◆ **What to produce**
Give each entry back by retyping it exactly as written.
Dataset records: Begin
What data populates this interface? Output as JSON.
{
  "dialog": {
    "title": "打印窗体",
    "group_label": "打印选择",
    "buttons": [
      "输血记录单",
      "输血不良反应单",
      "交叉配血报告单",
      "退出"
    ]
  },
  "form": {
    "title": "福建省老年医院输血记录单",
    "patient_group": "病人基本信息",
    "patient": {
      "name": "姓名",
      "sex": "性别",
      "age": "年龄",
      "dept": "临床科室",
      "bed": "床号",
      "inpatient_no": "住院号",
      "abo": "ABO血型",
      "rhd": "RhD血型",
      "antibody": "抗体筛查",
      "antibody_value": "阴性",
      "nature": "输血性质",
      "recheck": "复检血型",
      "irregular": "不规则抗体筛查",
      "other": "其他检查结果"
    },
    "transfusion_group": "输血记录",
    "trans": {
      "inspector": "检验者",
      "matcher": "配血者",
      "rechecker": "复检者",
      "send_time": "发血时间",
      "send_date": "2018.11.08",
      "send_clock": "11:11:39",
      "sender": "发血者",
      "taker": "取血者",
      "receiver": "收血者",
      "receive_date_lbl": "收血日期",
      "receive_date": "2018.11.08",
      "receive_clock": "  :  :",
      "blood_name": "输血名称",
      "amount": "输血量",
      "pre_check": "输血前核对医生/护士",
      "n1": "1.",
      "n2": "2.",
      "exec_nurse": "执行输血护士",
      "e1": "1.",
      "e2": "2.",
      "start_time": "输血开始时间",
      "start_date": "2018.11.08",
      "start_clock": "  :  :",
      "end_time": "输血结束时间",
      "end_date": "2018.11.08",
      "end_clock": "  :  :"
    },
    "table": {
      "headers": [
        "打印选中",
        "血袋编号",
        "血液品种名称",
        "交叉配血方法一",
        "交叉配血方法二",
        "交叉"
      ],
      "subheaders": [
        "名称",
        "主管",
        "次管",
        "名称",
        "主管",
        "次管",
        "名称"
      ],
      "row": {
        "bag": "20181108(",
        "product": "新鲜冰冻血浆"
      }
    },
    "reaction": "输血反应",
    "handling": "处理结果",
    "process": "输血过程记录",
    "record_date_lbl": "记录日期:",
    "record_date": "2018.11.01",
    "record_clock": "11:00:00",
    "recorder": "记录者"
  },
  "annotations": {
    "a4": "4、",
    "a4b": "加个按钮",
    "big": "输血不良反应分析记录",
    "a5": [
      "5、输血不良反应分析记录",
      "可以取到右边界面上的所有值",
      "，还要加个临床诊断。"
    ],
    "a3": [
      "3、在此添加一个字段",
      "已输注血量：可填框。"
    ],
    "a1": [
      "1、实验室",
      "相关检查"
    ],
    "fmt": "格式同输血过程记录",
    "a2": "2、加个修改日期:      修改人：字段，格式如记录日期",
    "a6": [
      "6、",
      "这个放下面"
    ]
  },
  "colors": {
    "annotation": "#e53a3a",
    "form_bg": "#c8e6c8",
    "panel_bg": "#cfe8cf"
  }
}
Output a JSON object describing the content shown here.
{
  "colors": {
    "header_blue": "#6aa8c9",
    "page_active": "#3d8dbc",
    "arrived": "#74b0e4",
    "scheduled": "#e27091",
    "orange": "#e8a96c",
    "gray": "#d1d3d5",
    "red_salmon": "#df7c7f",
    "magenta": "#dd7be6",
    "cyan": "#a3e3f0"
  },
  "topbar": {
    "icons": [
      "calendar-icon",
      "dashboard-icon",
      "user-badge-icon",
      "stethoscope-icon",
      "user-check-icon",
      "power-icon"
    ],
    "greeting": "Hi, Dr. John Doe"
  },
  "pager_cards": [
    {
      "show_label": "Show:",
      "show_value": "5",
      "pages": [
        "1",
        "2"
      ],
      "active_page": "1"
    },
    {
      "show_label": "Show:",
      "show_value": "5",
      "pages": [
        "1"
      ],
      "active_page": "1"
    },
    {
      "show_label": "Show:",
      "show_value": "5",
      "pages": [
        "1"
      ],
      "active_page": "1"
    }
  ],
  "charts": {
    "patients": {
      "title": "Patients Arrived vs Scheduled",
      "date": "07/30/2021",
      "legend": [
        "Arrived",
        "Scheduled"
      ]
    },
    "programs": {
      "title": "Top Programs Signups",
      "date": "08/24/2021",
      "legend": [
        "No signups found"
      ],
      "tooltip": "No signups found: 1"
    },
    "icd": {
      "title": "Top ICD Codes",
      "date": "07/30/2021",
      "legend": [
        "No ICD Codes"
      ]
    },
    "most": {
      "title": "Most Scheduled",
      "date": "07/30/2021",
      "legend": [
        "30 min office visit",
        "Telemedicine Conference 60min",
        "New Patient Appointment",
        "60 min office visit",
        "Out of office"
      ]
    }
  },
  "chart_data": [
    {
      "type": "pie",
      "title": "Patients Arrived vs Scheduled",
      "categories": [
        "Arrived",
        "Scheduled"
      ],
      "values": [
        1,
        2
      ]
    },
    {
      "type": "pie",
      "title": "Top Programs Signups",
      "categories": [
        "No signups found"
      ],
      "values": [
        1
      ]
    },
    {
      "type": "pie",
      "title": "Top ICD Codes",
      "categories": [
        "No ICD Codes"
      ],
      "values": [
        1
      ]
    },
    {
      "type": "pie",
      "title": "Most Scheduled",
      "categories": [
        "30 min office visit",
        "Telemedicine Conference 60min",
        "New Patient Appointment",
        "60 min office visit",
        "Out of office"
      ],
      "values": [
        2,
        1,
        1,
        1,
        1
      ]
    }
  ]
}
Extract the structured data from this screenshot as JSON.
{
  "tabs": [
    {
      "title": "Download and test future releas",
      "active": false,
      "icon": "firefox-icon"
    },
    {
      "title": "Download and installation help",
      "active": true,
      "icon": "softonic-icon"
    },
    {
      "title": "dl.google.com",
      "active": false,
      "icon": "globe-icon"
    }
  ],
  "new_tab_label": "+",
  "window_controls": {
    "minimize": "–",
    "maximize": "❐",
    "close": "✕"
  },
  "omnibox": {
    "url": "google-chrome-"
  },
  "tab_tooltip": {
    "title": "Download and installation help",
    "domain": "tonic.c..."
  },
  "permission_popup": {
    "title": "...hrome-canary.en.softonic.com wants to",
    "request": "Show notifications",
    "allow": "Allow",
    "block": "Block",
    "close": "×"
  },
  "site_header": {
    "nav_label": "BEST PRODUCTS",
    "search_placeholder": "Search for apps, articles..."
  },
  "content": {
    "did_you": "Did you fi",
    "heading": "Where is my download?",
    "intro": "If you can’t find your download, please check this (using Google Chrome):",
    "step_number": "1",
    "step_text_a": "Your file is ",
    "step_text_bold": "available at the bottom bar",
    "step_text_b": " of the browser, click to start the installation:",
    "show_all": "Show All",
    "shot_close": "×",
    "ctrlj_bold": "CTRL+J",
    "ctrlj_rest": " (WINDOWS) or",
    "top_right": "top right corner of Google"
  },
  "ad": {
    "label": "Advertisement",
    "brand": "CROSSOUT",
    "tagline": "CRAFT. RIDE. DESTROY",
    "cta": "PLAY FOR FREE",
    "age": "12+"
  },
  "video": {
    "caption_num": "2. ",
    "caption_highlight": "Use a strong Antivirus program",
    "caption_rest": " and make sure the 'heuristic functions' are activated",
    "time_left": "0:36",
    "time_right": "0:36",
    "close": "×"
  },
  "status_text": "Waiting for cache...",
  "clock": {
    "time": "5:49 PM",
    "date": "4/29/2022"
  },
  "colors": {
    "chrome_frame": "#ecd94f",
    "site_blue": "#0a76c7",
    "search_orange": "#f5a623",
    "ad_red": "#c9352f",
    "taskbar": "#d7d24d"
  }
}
Dataset records: End
◆ **Reply**
What data populates this interface? Output as JSON.
{
  "dialog": {
    "title": "打印窗体",
    "group_label": "打印选择",
    "buttons": [
      "输血记录单",
      "输血不良反应单",
      "交叉配血报告单",
      "退出"
    ]
  },
  "form": {
    "title": "福建省老年医院输血记录单",
    "patient_group": "病人基本信息",
    "patient": {
      "name": "姓名",
      "sex": "性别",
      "age": "年龄",
      "dept": "临床科室",
      "bed": "床号",
      "inpatient_no": "住院号",
      "abo": "ABO血型",
      "rhd": "RhD血型",
      "antibody": "抗体筛查",
      "antibody_value": "阴性",
      "nature": "输血性质",
      "recheck": "复检血型",
      "irregular": "不规则抗体筛查",
      "other": "其他检查结果"
    },
    "transfusion_group": "输血记录",
    "trans": {
      "inspector": "检验者",
      "matcher": "配血者",
      "rechecker": "复检者",
      "send_time": "发血时间",
      "send_date": "2018.11.08",
      "send_clock": "11:11:39",
      "sender": "发血者",
      "taker": "取血者",
      "receiver": "收血者",
      "receive_date_lbl": "收血日期",
      "receive_date": "2018.11.08",
      "receive_clock": "  :  :",
      "blood_name": "输血名称",
      "amount": "输血量",
      "pre_check": "输血前核对医生/护士",
      "n1": "1.",
      "n2": "2.",
      "exec_nurse": "执行输血护士",
      "e1": "1.",
      "e2": "2.",
      "start_time": "输血开始时间",
      "start_date": "2018.11.08",
      "start_clock": "  :  :",
      "end_time": "输血结束时间",
      "end_date": "2018.11.08",
      "end_clock": "  :  :"
    },
    "table": {
      "headers": [
        "打印选中",
        "血袋编号",
        "血液品种名称",
        "交叉配血方法一",
        "交叉配血方法二",
        "交叉"
      ],
      "subheaders": [
        "名称",
        "主管",
        "次管",
        "名称",
        "主管",
        "次管",
        "名称"
      ],
      "row": {
        "bag": "20181108(",
        "product": "新鲜冰冻血浆"
      }
    },
    "reaction": "输血反应",
    "handling": "处理结果",
    "process": "输血过程记录",
    "record_date_lbl": "记录日期:",
    "record_date": "2018.11.01",
    "record_clock": "11:00:00",
    "recorder": "记录者"
  },
  "annotations": {
    "a4": "4、",
    "a4b": "加个按钮",
    "big": "输血不良反应分析记录",
    "a5": [
      "5、输血不良反应分析记录",
      "可以取到右边界面上的所有值",
      "，还要加个临床诊断。"
    ],
    "a3": [
      "3、在此添加一个字段",
      "已输注血量：可填框。"
    ],
    "a1": [
      "1、实验室",
      "相关检查"
    ],
    "fmt": "格式同输血过程记录",
    "a2": "2、加个修改日期:      修改人：字段，格式如记录日期",
    "a6": [
      "6、",
      "这个放下面"
    ]
  },
  "colors": {
    "annotation": "#e53a3a",
    "form_bg": "#c8e6c8",
    "panel_bg": "#cfe8cf"
  }
}
Output a JSON object describing the content shown here.
{
  "colors": {
    "header_blue": "#6aa8c9",
    "page_active": "#3d8dbc",
    "arrived": "#74b0e4",
    "scheduled": "#e27091",
    "orange": "#e8a96c",
    "gray": "#d1d3d5",
    "red_salmon": "#df7c7f",
    "magenta": "#dd7be6",
    "cyan": "#a3e3f0"
  },
  "topbar": {
    "icons": [
      "calendar-icon",
      "dashboard-icon",
      "user-badge-icon",
      "stethoscope-icon",
      "user-check-icon",
      "power-icon"
    ],
    "greeting": "Hi, Dr. John Doe"
  },
  "pager_cards": [
    {
      "show_label": "Show:",
      "show_value": "5",
      "pages": [
        "1",
        "2"
      ],
      "active_page": "1"
    },
    {
      "show_label": "Show:",
      "show_value": "5",
      "pages": [
        "1"
      ],
      "active_page": "1"
    },
    {
      "show_label": "Show:",
      "show_value": "5",
      "pages": [
        "1"
      ],
      "active_page": "1"
    }
  ],
  "charts": {
    "patients": {
      "title": "Patients Arrived vs Scheduled",
      "date": "07/30/2021",
      "legend": [
        "Arrived",
        "Scheduled"
      ]
    },
    "programs": {
      "title": "Top Programs Signups",
      "date": "08/24/2021",
      "legend": [
        "No signups found"
      ],
      "tooltip": "No signups found: 1"
    },
    "icd": {
      "title": "Top ICD Codes",
      "date": "07/30/2021",
      "legend": [
        "No ICD Codes"
      ]
    },
    "most": {
      "title": "Most Scheduled",
      "date": "07/30/2021",
      "legend": [
        "30 min office visit",
        "Telemedicine Conference 60min",
        "New Patient Appointment",
        "60 min office visit",
        "Out of office"
      ]
    }
  },
  "chart_data": [
    {
      "type": "pie",
      "title": "Patients Arrived vs Scheduled",
      "categories": [
        "Arrived",
        "Scheduled"
      ],
      "values": [
        1,
        2
      ]
    },
    {
      "type": "pie",
      "title": "Top Programs Signups",
      "categories": [
        "No signups found"
      ],
      "values": [
        1
      ]
    },
    {
      "type": "pie",
      "title": "Top ICD Codes",
      "categories": [
        "No ICD Codes"
      ],
      "values": [
        1
      ]
    },
    {
      "type": "pie",
      "title": "Most Scheduled",
      "categories": [
        "30 min office visit",
        "Telemedicine Conference 60min",
        "New Patient Appointment",
        "60 min office visit",
        "Out of office"
      ],
      "values": [
        2,
        1,
        1,
        1,
        1
      ]
    }
  ]
}
Extract the structured data from this screenshot as JSON.
{
  "tabs": [
    {
      "title": "Download and test future releas",
      "active": false,
      "icon": "firefox-icon"
    },
    {
      "title": "Download and installation help",
      "active": true,
      "icon": "softonic-icon"
    },
    {
      "title": "dl.google.com",
      "active": false,
      "icon": "globe-icon"
    }
  ],
  "new_tab_label": "+",
  "window_controls": {
    "minimize": "–",
    "maximize": "❐",
    "close": "✕"
  },
  "omnibox": {
    "url": "google-chrome-"
  },
  "tab_tooltip": {
    "title": "Download and installation help",
    "domain": "tonic.c..."
  },
  "permission_popup": {
    "title": "...hrome-canary.en.softonic.com wants to",
    "request": "Show notifications",
    "allow": "Allow",
    "block": "Block",
    "close": "×"
  },
  "site_header": {
    "nav_label": "BEST PRODUCTS",
    "search_placeholder": "Search for apps, articles..."
  },
  "content": {
    "did_you": "Did you fi",
    "heading": "Where is my download?",
    "intro": "If you can’t find your download, please check this (using Google Chrome):",
    "step_number": "1",
    "step_text_a": "Your file is ",
    "step_text_bold": "available at the bottom bar",
    "step_text_b": " of the browser, click to start the installation:",
    "show_all": "Show All",
    "shot_close": "×",
    "ctrlj_bold": "CTRL+J",
    "ctrlj_rest": " (WINDOWS) or",
    "top_right": "top right corner of Google"
  },
  "ad": {
    "label": "Advertisement",
    "brand": "CROSSOUT",
    "tagline": "CRAFT. RIDE. DESTROY",
    "cta": "PLAY FOR FREE",
    "age": "12+"
  },
  "video": {
    "caption_num": "2. ",
    "caption_highlight": "Use a strong Antivirus program",
    "caption_rest": " and make sure the 'heuristic functions' are activated",
    "time_left": "0:36",
    "time_right": "0:36",
    "close": "×"
  },
  "status_text": "Waiting for cache...",
  "clock": {
    "time": "5:49 PM",
    "date": "4/29/2022"
  },
  "colors": {
    "chrome_frame": "#ecd94f",
    "site_blue": "#0a76c7",
    "search_orange": "#f5a623",
    "ad_red": "#c9352f",
    "taskbar": "#d7d24d"
  }
}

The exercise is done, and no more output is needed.